[Stored records]

○ ○ ○

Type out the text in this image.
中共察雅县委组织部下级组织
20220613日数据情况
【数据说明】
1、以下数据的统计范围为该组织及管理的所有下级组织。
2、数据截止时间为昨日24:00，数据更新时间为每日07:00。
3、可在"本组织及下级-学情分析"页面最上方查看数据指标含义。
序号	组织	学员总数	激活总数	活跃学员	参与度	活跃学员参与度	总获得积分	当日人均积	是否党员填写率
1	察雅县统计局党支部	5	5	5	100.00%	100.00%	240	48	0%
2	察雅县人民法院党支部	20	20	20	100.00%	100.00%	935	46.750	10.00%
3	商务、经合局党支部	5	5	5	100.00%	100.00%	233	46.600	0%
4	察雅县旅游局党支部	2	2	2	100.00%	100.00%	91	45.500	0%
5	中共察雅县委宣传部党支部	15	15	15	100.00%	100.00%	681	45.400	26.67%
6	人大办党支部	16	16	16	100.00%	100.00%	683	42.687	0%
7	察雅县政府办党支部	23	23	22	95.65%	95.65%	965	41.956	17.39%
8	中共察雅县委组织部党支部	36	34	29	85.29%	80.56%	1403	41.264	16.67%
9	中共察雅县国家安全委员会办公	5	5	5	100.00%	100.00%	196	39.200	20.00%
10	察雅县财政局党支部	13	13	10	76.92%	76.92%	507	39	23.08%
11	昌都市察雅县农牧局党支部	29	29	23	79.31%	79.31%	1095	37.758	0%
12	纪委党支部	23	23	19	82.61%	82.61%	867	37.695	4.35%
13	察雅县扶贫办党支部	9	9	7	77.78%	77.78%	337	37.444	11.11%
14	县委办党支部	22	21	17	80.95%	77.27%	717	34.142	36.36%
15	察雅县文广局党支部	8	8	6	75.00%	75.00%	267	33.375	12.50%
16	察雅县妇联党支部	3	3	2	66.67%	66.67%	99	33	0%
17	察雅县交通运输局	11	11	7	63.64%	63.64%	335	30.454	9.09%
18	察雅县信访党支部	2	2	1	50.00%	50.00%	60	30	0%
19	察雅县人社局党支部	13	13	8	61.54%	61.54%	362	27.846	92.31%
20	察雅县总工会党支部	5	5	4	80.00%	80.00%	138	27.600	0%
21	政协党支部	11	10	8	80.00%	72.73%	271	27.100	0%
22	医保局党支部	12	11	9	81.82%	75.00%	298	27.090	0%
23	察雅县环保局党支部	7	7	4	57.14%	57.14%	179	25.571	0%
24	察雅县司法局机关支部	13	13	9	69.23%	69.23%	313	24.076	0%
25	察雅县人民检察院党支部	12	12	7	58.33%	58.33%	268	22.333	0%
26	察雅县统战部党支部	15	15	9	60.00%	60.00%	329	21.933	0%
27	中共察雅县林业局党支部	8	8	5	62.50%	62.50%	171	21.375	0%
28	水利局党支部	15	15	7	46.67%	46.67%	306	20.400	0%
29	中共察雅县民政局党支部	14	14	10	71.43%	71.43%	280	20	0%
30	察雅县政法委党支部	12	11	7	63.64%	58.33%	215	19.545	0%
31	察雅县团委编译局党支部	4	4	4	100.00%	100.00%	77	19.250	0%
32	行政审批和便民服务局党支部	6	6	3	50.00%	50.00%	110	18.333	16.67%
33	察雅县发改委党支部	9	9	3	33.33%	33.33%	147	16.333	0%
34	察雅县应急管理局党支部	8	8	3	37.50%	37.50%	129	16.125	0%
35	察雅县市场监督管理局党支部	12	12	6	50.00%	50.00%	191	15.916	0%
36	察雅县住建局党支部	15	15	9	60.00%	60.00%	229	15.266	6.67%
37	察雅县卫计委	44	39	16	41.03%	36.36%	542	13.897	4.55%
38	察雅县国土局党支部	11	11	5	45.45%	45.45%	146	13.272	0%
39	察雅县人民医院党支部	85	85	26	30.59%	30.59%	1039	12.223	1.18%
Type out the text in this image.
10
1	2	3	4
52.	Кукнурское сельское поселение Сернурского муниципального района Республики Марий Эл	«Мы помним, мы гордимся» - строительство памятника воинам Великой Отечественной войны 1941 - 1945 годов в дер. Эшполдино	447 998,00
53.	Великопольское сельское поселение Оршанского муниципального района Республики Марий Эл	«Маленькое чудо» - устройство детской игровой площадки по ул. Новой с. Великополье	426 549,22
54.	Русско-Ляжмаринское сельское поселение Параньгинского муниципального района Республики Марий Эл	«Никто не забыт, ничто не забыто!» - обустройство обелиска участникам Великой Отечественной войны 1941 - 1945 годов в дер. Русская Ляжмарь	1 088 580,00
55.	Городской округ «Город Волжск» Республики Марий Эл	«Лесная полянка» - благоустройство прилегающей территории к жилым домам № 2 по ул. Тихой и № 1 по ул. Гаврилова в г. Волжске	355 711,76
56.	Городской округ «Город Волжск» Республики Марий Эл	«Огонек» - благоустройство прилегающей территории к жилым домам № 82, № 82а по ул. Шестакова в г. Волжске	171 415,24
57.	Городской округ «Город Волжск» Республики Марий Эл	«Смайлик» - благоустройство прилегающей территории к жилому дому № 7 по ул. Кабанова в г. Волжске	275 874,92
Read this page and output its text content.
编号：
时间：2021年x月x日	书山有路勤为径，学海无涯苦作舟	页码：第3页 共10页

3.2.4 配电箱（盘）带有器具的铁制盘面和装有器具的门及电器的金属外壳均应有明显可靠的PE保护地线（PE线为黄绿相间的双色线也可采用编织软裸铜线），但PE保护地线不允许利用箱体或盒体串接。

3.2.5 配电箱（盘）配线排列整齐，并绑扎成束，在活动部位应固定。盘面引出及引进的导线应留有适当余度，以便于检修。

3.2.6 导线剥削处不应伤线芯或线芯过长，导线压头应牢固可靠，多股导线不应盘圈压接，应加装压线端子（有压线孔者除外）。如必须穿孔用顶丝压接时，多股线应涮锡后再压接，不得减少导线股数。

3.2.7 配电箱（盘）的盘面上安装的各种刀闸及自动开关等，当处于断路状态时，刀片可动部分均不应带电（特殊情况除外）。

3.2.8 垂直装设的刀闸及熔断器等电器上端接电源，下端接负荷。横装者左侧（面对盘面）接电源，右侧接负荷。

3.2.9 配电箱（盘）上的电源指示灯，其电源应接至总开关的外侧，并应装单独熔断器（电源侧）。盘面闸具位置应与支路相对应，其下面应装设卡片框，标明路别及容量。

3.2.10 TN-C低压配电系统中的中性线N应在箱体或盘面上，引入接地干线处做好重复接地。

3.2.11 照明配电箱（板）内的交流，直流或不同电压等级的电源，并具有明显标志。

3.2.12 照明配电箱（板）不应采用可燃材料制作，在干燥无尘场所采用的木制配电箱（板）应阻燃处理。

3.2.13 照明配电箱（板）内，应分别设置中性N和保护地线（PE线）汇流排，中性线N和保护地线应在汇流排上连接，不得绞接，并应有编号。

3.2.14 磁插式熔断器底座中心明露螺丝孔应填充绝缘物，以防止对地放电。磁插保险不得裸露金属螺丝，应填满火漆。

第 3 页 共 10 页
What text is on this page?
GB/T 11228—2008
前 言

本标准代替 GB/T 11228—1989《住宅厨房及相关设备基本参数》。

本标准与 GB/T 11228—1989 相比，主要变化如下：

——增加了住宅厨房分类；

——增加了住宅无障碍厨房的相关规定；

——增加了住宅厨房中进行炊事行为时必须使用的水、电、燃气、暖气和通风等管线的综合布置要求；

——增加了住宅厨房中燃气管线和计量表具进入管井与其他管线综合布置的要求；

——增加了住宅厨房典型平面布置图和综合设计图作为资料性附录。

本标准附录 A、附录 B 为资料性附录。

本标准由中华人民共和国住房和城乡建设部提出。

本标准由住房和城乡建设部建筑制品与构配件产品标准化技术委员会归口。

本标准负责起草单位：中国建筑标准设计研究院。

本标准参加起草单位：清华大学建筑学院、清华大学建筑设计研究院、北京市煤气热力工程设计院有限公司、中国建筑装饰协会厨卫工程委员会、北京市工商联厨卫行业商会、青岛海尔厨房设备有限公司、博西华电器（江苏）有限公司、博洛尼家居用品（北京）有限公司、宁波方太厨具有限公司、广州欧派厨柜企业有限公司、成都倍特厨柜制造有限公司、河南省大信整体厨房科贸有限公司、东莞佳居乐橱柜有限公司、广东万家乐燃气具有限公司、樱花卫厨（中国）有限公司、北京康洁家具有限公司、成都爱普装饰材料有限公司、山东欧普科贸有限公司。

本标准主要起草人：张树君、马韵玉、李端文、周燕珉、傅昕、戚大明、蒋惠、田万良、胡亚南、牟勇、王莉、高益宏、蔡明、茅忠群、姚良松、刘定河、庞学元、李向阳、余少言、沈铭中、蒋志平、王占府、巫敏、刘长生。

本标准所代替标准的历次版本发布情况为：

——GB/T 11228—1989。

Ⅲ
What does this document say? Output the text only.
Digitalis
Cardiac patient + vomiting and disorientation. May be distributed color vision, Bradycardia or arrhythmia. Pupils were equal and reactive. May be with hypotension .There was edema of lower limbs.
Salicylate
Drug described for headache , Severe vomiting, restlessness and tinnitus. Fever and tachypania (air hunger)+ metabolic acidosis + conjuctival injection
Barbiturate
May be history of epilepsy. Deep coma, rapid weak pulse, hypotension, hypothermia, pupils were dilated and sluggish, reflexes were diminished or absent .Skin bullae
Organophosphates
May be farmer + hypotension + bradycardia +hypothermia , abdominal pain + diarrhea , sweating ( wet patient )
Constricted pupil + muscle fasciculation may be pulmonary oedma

○ ○ ○

● **JOB**
Word for word, quote the lines from the line containing "What does this" through the end of the material, both included, and nothing else.

● **RESPONSE TO THIS EXERCISE**
What does this document say? Output the text only.
Digitalis
Cardiac patient + vomiting and disorientation. May be distributed color vision, Bradycardia or arrhythmia. Pupils were equal and reactive. May be with hypotension .There was edema of lower limbs.
Salicylate
Drug described for headache , Severe vomiting, restlessness and tinnitus. Fever and tachypania (air hunger)+ metabolic acidosis + conjuctival injection
Barbiturate
May be history of epilepsy. Deep coma, rapid weak pulse, hypotension, hypothermia, pupils were dilated and sluggish, reflexes were diminished or absent .Skin bullae
Organophosphates
May be farmer + hypotension + bradycardia +hypothermia , abdominal pain + diarrhea , sweating ( wet patient )
Constricted pupil + muscle fasciculation may be pulmonary oedma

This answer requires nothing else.